Records provided
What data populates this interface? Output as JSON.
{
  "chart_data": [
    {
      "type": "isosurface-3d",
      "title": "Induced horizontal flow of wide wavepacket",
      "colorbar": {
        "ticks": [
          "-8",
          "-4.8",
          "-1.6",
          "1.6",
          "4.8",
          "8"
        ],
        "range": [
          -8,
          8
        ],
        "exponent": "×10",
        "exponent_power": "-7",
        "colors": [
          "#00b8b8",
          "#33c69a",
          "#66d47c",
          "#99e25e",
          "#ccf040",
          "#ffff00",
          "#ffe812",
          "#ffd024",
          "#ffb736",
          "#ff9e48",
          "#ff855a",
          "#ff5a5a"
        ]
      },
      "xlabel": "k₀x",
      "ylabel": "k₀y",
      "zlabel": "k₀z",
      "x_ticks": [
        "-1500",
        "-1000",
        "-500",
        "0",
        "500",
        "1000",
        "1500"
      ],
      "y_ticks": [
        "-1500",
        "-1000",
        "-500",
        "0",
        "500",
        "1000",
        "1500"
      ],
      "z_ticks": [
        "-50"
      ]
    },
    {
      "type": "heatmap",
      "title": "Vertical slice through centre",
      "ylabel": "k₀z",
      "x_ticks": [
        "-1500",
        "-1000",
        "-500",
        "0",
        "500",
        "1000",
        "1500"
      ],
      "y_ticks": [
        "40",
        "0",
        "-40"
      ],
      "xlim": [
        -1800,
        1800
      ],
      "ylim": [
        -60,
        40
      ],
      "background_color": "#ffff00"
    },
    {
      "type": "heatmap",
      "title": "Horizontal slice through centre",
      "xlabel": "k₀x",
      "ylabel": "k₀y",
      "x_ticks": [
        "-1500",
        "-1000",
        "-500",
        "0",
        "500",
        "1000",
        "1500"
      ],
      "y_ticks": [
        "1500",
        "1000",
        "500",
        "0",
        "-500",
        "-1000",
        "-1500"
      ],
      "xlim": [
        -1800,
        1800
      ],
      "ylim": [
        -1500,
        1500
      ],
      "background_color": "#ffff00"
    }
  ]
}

Written request
Collect the lines of the records that include the string "through".

Exercise output
      "title": "Vertical slice through centre",
      "title": "Horizontal slice through centre",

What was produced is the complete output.